== Given exercise ==
Repeat the records below exactly.

== Data for processing ==
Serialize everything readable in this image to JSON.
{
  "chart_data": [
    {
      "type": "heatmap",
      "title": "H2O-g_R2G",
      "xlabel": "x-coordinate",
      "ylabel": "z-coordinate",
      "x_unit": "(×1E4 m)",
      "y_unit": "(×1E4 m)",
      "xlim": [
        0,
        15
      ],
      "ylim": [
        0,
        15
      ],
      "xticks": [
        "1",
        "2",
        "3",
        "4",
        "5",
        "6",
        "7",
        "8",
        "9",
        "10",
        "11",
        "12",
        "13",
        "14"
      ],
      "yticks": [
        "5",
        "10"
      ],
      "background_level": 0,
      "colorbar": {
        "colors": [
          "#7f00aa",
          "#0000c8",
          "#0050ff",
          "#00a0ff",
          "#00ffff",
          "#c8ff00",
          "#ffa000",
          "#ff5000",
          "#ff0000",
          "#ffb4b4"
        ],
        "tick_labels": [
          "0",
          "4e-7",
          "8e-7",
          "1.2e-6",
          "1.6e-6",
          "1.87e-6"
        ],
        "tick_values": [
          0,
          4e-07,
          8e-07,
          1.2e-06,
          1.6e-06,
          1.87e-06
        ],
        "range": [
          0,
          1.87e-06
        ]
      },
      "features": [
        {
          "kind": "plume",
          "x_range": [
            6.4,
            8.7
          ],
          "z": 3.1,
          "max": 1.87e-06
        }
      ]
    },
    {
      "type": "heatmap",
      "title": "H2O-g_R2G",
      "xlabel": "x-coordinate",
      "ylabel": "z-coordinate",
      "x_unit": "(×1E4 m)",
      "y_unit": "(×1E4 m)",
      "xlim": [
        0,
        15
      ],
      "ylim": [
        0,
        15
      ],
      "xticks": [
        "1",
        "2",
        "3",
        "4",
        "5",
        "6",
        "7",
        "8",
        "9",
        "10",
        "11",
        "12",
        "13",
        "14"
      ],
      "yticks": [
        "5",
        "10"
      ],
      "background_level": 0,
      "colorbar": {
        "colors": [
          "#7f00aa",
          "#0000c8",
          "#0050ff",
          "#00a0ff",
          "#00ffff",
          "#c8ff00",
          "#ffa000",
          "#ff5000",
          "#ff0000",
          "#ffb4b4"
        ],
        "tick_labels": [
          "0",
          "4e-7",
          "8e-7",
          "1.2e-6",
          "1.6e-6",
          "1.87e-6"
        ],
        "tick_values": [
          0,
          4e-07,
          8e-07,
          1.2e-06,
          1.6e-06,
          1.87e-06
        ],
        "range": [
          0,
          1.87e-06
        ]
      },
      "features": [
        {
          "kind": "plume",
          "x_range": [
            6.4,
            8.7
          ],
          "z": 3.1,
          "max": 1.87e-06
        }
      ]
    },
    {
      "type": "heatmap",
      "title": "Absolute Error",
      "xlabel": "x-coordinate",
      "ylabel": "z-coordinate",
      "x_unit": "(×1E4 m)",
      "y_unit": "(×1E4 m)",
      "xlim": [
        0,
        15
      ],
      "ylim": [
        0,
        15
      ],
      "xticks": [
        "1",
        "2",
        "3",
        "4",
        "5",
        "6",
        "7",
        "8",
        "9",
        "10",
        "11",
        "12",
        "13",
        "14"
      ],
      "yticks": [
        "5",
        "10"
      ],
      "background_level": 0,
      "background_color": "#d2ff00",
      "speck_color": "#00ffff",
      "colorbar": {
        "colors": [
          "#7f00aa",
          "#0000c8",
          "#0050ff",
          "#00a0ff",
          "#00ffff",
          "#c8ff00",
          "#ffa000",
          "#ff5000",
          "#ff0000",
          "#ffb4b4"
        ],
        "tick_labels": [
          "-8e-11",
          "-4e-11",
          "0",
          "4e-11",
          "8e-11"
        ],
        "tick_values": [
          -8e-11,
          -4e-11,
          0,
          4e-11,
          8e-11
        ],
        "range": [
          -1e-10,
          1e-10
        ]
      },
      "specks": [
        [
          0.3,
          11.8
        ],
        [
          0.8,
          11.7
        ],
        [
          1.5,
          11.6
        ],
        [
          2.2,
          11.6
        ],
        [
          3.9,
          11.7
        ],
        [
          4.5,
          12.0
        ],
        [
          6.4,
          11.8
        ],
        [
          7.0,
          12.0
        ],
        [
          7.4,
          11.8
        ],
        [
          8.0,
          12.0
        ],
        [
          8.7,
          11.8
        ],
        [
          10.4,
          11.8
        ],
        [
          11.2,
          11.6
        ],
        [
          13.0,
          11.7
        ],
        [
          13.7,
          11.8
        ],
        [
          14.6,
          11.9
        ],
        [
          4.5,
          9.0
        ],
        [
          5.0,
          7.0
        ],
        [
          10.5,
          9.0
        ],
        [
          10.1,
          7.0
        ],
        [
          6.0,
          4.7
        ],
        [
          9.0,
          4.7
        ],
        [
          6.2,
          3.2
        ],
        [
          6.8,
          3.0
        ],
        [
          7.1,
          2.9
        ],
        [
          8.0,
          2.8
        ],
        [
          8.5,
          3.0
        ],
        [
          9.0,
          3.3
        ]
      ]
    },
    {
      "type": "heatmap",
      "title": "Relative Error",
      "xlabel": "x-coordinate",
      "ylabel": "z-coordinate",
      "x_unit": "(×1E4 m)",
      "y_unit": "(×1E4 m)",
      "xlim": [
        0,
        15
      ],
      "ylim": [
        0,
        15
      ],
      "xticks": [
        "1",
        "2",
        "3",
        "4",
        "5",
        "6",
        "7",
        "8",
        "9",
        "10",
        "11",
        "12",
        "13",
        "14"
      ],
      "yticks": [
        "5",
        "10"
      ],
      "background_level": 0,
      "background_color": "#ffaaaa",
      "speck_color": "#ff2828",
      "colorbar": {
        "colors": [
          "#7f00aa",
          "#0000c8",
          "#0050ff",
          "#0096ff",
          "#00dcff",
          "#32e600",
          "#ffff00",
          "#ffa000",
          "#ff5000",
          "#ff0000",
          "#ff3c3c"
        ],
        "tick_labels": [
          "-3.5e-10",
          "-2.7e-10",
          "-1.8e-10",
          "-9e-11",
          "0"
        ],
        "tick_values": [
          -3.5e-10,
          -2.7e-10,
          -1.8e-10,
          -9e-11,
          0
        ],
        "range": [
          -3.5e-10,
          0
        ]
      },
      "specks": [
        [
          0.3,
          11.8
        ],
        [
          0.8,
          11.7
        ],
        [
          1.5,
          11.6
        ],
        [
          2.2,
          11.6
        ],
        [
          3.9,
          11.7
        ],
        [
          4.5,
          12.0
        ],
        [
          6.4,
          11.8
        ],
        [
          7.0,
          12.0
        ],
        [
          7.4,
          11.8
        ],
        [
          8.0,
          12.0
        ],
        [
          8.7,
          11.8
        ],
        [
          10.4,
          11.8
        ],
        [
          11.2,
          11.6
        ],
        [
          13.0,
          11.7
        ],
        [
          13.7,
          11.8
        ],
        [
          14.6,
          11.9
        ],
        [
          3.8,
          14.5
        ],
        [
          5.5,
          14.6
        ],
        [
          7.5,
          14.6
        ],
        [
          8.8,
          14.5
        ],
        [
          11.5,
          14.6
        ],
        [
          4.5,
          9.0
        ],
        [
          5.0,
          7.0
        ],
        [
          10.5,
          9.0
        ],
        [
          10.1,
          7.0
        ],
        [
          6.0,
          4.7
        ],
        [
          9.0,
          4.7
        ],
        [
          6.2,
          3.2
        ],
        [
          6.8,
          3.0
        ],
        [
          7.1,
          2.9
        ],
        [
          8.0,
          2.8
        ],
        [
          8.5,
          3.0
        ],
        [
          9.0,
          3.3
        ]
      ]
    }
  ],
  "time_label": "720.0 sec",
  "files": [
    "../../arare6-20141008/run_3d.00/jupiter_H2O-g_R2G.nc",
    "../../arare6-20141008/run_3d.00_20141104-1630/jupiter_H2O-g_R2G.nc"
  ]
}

== Written solution ==
Serialize everything readable in this image to JSON.
{
  "chart_data": [
    {
      "type": "heatmap",
      "title": "H2O-g_R2G",
      "xlabel": "x-coordinate",
      "ylabel": "z-coordinate",
      "x_unit": "(×1E4 m)",
      "y_unit": "(×1E4 m)",
      "xlim": [
        0,
        15
      ],
      "ylim": [
        0,
        15
      ],
      "xticks": [
        "1",
        "2",
        "3",
        "4",
        "5",
        "6",
        "7",
        "8",
        "9",
        "10",
        "11",
        "12",
        "13",
        "14"
      ],
      "yticks": [
        "5",
        "10"
      ],
      "background_level": 0,
      "colorbar": {
        "colors": [
          "#7f00aa",
          "#0000c8",
          "#0050ff",
          "#00a0ff",
          "#00ffff",
          "#c8ff00",
          "#ffa000",
          "#ff5000",
          "#ff0000",
          "#ffb4b4"
        ],
        "tick_labels": [
          "0",
          "4e-7",
          "8e-7",
          "1.2e-6",
          "1.6e-6",
          "1.87e-6"
        ],
        "tick_values": [
          0,
          4e-07,
          8e-07,
          1.2e-06,
          1.6e-06,
          1.87e-06
        ],
        "range": [
          0,
          1.87e-06
        ]
      },
      "features": [
        {
          "kind": "plume",
          "x_range": [
            6.4,
            8.7
          ],
          "z": 3.1,
          "max": 1.87e-06
        }
      ]
    },
    {
      "type": "heatmap",
      "title": "H2O-g_R2G",
      "xlabel": "x-coordinate",
      "ylabel": "z-coordinate",
      "x_unit": "(×1E4 m)",
      "y_unit": "(×1E4 m)",
      "xlim": [
        0,
        15
      ],
      "ylim": [
        0,
        15
      ],
      "xticks": [
        "1",
        "2",
        "3",
        "4",
        "5",
        "6",
        "7",
        "8",
        "9",
        "10",
        "11",
        "12",
        "13",
        "14"
      ],
      "yticks": [
        "5",
        "10"
      ],
      "background_level": 0,
      "colorbar": {
        "colors": [
          "#7f00aa",
          "#0000c8",
          "#0050ff",
          "#00a0ff",
          "#00ffff",
          "#c8ff00",
          "#ffa000",
          "#ff5000",
          "#ff0000",
          "#ffb4b4"
        ],
        "tick_labels": [
          "0",
          "4e-7",
          "8e-7",
          "1.2e-6",
          "1.6e-6",
          "1.87e-6"
        ],
        "tick_values": [
          0,
          4e-07,
          8e-07,
          1.2e-06,
          1.6e-06,
          1.87e-06
        ],
        "range": [
          0,
          1.87e-06
        ]
      },
      "features": [
        {
          "kind": "plume",
          "x_range": [
            6.4,
            8.7
          ],
          "z": 3.1,
          "max": 1.87e-06
        }
      ]
    },
    {
      "type": "heatmap",
      "title": "Absolute Error",
      "xlabel": "x-coordinate",
      "ylabel": "z-coordinate",
      "x_unit": "(×1E4 m)",
      "y_unit": "(×1E4 m)",
      "xlim": [
        0,
        15
      ],
      "ylim": [
        0,
        15
      ],
      "xticks": [
        "1",
        "2",
        "3",
        "4",
        "5",
        "6",
        "7",
        "8",
        "9",
        "10",
        "11",
        "12",
        "13",
        "14"
      ],
      "yticks": [
        "5",
        "10"
      ],
      "background_level": 0,
      "background_color": "#d2ff00",
      "speck_color": "#00ffff",
      "colorbar": {
        "colors": [
          "#7f00aa",
          "#0000c8",
          "#0050ff",
          "#00a0ff",
          "#00ffff",
          "#c8ff00",
          "#ffa000",
          "#ff5000",
          "#ff0000",
          "#ffb4b4"
        ],
        "tick_labels": [
          "-8e-11",
          "-4e-11",
          "0",
          "4e-11",
          "8e-11"
        ],
        "tick_values": [
          -8e-11,
          -4e-11,
          0,
          4e-11,
          8e-11
        ],
        "range": [
          -1e-10,
          1e-10
        ]
      },
      "specks": [
        [
          0.3,
          11.8
        ],
        [
          0.8,
          11.7
        ],
        [
          1.5,
          11.6
        ],
        [
          2.2,
          11.6
        ],
        [
          3.9,
          11.7
        ],
        [
          4.5,
          12.0
        ],
        [
          6.4,
          11.8
        ],
        [
          7.0,
          12.0
        ],
        [
          7.4,
          11.8
        ],
        [
          8.0,
          12.0
        ],
        [
          8.7,
          11.8
        ],
        [
          10.4,
          11.8
        ],
        [
          11.2,
          11.6
        ],
        [
          13.0,
          11.7
        ],
        [
          13.7,
          11.8
        ],
        [
          14.6,
          11.9
        ],
        [
          4.5,
          9.0
        ],
        [
          5.0,
          7.0
        ],
        [
          10.5,
          9.0
        ],
        [
          10.1,
          7.0
        ],
        [
          6.0,
          4.7
        ],
        [
          9.0,
          4.7
        ],
        [
          6.2,
          3.2
        ],
        [
          6.8,
          3.0
        ],
        [
          7.1,
          2.9
        ],
        [
          8.0,
          2.8
        ],
        [
          8.5,
          3.0
        ],
        [
          9.0,
          3.3
        ]
      ]
    },
    {
      "type": "heatmap",
      "title": "Relative Error",
      "xlabel": "x-coordinate",
      "ylabel": "z-coordinate",
      "x_unit": "(×1E4 m)",
      "y_unit": "(×1E4 m)",
      "xlim": [
        0,
        15
      ],
      "ylim": [
        0,
        15
      ],
      "xticks": [
        "1",
        "2",
        "3",
        "4",
        "5",
        "6",
        "7",
        "8",
        "9",
        "10",
        "11",
        "12",
        "13",
        "14"
      ],
      "yticks": [
        "5",
        "10"
      ],
      "background_level": 0,
      "background_color": "#ffaaaa",
      "speck_color": "#ff2828",
      "colorbar": {
        "colors": [
          "#7f00aa",
          "#0000c8",
          "#0050ff",
          "#0096ff",
          "#00dcff",
          "#32e600",
          "#ffff00",
          "#ffa000",
          "#ff5000",
          "#ff0000",
          "#ff3c3c"
        ],
        "tick_labels": [
          "-3.5e-10",
          "-2.7e-10",
          "-1.8e-10",
          "-9e-11",
          "0"
        ],
        "tick_values": [
          -3.5e-10,
          -2.7e-10,
          -1.8e-10,
          -9e-11,
          0
        ],
        "range": [
          -3.5e-10,
          0
        ]
      },
      "specks": [
        [
          0.3,
          11.8
        ],
        [
          0.8,
          11.7
        ],
        [
          1.5,
          11.6
        ],
        [
          2.2,
          11.6
        ],
        [
          3.9,
          11.7
        ],
        [
          4.5,
          12.0
        ],
        [
          6.4,
          11.8
        ],
        [
          7.0,
          12.0
        ],
        [
          7.4,
          11.8
        ],
        [
          8.0,
          12.0
        ],
        [
          8.7,
          11.8
        ],
        [
          10.4,
          11.8
        ],
        [
          11.2,
          11.6
        ],
        [
          13.0,
          11.7
        ],
        [
          13.7,
          11.8
        ],
        [
          14.6,
          11.9
        ],
        [
          3.8,
          14.5
        ],
        [
          5.5,
          14.6
        ],
        [
          7.5,
          14.6
        ],
        [
          8.8,
          14.5
        ],
        [
          11.5,
          14.6
        ],
        [
          4.5,
          9.0
        ],
        [
          5.0,
          7.0
        ],
        [
          10.5,
          9.0
        ],
        [
          10.1,
          7.0
        ],
        [
          6.0,
          4.7
        ],
        [
          9.0,
          4.7
        ],
        [
          6.2,
          3.2
        ],
        [
          6.8,
          3.0
        ],
        [
          7.1,
          2.9
        ],
        [
          8.0,
          2.8
        ],
        [
          8.5,
          3.0
        ],
        [
          9.0,
          3.3
        ]
      ]
    }
  ],
  "time_label": "720.0 sec",
  "files": [
    "../../arare6-20141008/run_3d.00/jupiter_H2O-g_R2G.nc",
    "../../arare6-20141008/run_3d.00_20141104-1630/jupiter_H2O-g_R2G.nc"
  ]
}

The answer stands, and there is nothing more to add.